(Extracted records)
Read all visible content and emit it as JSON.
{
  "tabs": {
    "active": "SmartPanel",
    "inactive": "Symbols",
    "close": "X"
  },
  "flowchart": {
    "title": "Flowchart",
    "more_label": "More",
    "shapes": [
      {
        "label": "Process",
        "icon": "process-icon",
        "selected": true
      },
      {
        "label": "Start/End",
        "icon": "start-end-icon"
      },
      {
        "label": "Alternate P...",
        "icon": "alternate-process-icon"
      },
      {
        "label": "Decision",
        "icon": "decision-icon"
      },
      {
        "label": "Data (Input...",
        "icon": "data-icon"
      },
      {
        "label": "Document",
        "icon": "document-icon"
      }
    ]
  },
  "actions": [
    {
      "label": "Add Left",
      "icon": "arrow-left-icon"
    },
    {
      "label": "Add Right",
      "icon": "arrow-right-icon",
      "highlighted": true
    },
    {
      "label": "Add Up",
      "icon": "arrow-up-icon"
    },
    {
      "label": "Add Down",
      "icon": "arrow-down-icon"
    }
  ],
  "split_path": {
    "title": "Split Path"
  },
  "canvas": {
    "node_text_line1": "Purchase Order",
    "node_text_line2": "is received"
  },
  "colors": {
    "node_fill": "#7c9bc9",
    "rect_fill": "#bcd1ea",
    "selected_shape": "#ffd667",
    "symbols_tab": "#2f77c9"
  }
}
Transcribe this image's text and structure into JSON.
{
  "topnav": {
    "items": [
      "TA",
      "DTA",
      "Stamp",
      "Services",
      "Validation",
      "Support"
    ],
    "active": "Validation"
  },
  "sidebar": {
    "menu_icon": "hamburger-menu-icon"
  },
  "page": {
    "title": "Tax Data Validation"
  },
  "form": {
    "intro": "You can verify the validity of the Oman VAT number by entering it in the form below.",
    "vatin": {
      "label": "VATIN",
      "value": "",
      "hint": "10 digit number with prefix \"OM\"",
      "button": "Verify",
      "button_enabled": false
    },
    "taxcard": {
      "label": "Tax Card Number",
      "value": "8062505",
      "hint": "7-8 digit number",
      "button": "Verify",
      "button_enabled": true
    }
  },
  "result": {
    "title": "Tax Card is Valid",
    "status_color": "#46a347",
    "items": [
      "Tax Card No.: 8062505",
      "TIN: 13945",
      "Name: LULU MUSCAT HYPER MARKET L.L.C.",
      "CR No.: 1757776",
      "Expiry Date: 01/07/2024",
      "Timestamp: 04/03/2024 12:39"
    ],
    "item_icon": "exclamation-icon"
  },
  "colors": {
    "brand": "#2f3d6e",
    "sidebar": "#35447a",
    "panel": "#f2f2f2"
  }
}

Your objective:
Among the lines of the material above, how many include the string "form"? Report only that number.

Result below:
2